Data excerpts
--- --- ---

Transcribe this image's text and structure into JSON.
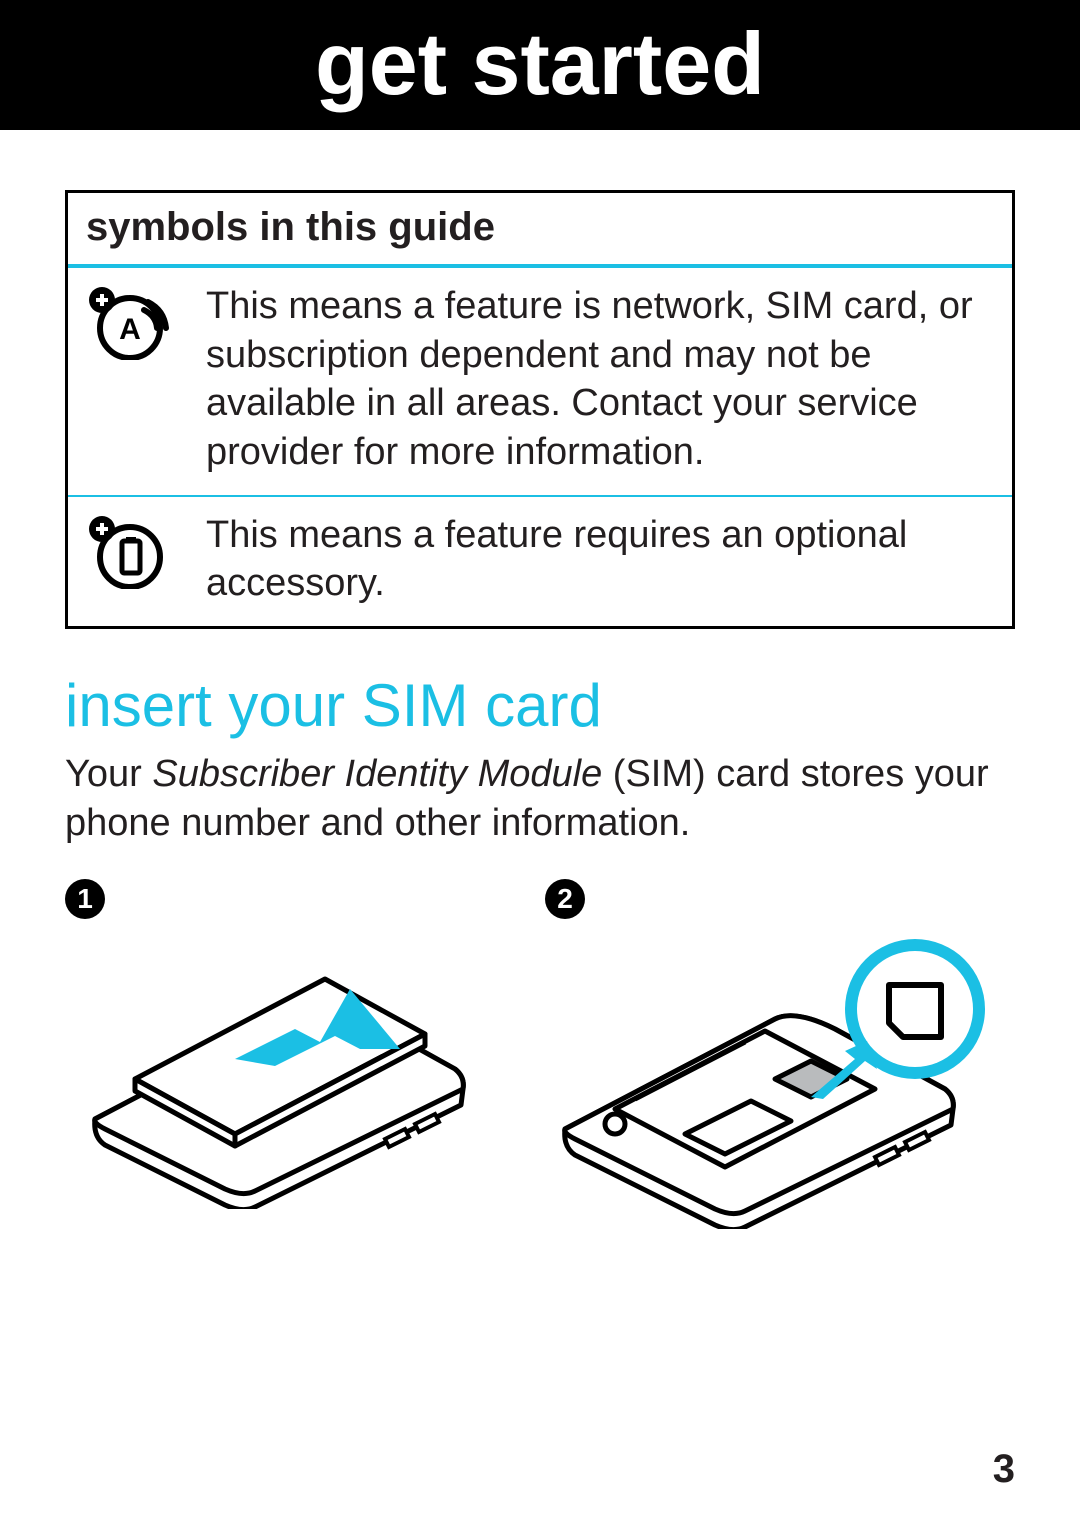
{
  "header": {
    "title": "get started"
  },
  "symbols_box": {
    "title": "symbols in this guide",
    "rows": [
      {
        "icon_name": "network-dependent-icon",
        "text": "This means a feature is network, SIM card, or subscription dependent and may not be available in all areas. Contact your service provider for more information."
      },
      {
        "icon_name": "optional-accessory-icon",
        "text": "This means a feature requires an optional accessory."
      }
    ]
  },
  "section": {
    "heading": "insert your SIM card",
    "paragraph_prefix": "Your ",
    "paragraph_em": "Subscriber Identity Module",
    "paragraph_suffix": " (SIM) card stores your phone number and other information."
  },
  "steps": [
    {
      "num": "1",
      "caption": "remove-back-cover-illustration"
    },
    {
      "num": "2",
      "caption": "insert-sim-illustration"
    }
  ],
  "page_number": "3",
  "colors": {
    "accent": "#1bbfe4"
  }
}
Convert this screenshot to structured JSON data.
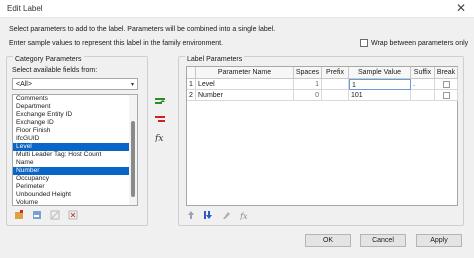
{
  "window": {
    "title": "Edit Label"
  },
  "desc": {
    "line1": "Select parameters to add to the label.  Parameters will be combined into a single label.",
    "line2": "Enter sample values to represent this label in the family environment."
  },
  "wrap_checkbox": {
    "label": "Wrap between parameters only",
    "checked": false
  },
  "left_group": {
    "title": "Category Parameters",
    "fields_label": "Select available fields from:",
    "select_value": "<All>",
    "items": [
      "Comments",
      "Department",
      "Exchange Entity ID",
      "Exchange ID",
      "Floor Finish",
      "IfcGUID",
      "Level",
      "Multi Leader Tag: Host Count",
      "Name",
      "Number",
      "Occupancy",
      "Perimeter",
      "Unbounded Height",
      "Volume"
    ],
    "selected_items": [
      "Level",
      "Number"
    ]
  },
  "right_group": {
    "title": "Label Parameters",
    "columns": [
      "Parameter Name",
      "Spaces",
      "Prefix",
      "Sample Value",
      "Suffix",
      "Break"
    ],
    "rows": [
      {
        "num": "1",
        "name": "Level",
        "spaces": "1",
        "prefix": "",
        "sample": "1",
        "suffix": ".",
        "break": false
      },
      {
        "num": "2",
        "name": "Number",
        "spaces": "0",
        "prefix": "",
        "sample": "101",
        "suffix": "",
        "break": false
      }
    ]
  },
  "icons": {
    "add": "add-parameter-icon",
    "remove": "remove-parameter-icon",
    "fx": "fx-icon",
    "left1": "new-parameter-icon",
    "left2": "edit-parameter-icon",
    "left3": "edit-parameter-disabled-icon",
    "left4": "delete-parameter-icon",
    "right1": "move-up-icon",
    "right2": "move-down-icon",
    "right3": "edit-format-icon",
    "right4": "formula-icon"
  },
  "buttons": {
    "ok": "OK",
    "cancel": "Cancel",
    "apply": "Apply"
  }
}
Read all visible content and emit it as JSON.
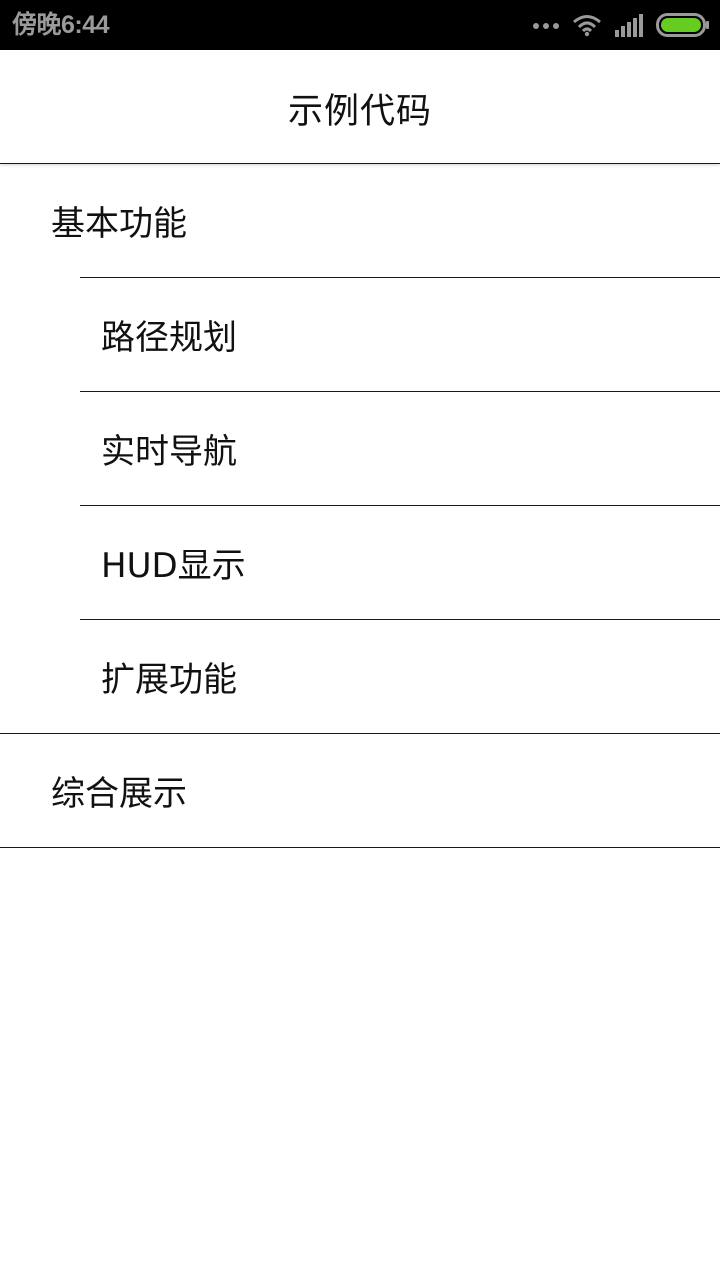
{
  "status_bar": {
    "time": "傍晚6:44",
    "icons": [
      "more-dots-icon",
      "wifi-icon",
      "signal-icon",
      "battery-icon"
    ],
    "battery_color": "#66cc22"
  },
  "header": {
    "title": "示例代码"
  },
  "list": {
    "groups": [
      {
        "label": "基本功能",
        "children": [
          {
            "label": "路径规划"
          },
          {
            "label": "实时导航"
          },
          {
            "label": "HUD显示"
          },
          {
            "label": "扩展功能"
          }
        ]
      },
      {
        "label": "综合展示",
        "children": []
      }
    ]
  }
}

--- --- ---

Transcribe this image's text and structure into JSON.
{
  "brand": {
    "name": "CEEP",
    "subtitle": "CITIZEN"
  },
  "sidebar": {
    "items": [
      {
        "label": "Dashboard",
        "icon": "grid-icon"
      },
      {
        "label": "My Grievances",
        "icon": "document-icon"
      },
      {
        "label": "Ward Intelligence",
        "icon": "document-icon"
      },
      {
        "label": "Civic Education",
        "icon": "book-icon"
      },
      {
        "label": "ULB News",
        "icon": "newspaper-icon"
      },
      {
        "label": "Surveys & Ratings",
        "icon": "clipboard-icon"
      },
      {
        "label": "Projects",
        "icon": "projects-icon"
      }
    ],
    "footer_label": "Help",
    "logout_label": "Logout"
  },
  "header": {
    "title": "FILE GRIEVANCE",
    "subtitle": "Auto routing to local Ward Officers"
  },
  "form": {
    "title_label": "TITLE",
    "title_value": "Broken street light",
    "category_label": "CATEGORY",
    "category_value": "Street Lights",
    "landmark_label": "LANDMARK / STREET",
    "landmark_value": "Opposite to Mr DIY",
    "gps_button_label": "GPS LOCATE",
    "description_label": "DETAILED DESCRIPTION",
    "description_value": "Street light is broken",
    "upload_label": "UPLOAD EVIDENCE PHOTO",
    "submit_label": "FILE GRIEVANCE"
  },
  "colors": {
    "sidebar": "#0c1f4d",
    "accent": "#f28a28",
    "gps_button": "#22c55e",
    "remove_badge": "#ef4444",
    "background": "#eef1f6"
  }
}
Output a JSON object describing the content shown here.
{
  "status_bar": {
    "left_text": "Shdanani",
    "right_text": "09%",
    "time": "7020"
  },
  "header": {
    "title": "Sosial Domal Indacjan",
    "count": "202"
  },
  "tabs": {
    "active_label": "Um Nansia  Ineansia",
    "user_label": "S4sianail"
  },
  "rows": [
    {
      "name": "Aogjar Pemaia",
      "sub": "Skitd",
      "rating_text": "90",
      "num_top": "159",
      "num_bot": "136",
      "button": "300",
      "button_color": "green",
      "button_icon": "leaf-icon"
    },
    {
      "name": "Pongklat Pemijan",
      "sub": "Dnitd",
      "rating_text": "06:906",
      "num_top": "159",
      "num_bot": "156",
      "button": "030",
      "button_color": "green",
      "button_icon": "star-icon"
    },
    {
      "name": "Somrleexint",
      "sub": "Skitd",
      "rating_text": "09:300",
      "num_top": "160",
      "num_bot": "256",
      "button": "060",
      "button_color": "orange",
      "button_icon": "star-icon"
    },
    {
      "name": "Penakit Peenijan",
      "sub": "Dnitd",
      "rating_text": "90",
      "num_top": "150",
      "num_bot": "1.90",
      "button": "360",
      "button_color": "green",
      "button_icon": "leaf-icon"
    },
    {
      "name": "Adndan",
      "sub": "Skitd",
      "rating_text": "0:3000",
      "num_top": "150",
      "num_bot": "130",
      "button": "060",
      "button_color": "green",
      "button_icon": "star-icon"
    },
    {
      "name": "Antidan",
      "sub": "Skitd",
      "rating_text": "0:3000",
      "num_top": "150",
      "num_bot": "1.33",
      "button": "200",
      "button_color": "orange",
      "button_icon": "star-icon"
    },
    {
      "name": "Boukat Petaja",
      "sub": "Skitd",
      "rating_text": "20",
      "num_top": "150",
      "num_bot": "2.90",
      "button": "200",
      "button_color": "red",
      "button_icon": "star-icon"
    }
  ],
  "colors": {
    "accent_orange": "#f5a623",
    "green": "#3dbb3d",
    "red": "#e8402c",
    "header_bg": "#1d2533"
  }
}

--- --- ---

Aim of the task
Find every line in the records above that contains the word "FILE", and copy each one.

The solution
    "title": "FILE GRIEVANCE",
    "submit_label": "FILE GRIEVANCE"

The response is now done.